[WRITTEN PROBLEM]: Go through the listing and return every line with "marker" in it.

——

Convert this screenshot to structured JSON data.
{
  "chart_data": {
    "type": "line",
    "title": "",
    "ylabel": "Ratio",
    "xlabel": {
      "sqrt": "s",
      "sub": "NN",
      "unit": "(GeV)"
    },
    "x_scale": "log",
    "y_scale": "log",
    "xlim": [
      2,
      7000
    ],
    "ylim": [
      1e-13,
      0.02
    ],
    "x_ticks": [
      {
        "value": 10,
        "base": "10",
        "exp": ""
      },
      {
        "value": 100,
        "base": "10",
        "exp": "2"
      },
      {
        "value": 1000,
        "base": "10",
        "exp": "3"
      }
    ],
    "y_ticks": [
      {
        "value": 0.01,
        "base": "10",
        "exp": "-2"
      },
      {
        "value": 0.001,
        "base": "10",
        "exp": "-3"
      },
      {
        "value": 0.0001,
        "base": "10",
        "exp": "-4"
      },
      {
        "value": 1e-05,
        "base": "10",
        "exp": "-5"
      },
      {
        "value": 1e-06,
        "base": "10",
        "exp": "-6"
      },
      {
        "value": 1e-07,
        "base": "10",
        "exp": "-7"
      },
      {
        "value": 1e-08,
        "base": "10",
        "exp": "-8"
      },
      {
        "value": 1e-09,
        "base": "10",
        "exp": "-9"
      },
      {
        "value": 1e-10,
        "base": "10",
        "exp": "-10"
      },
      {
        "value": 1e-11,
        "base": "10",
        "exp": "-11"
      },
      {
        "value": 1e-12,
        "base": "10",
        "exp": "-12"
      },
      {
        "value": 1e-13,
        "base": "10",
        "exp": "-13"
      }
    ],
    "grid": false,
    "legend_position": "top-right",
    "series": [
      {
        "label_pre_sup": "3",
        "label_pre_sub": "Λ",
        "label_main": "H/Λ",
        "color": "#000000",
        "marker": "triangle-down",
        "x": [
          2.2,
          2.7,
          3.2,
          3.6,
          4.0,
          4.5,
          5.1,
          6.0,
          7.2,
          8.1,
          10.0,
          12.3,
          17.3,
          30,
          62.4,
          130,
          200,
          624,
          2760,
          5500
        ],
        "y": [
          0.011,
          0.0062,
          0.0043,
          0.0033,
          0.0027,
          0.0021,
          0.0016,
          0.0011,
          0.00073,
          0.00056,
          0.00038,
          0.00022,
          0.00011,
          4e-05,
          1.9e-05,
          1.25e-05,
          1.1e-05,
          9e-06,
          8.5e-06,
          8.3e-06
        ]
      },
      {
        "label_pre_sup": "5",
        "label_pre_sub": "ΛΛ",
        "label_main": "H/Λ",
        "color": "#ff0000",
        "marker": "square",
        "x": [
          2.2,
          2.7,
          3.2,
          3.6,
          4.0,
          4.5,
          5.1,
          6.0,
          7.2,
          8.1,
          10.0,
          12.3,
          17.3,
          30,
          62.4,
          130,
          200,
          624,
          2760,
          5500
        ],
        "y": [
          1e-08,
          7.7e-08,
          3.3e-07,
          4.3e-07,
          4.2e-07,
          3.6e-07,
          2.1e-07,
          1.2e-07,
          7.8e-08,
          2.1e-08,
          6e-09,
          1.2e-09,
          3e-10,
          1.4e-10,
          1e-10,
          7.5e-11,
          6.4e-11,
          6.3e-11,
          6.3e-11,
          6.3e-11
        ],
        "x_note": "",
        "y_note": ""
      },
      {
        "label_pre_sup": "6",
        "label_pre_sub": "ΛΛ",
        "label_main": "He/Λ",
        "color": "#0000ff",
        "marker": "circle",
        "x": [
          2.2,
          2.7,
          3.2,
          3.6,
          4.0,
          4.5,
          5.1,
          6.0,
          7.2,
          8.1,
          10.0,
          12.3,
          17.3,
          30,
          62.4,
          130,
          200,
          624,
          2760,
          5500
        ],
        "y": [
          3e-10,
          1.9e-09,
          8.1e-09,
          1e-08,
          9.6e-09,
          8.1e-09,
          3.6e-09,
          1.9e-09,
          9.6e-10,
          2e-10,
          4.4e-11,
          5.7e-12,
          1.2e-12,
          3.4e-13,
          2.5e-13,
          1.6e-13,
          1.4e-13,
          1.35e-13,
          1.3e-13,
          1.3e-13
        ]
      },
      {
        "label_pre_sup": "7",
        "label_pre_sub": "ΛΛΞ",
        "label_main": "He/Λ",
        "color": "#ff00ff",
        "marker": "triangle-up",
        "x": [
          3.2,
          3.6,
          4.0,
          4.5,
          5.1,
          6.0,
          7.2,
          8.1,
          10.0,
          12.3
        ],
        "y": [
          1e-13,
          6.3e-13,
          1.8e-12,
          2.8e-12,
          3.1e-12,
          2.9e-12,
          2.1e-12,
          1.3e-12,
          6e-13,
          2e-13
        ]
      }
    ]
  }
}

——

[RESPONSE TO THE TASK]:
        "marker": "triangle-down",
        "marker": "square",
        "marker": "circle",
        "marker": "triangle-up",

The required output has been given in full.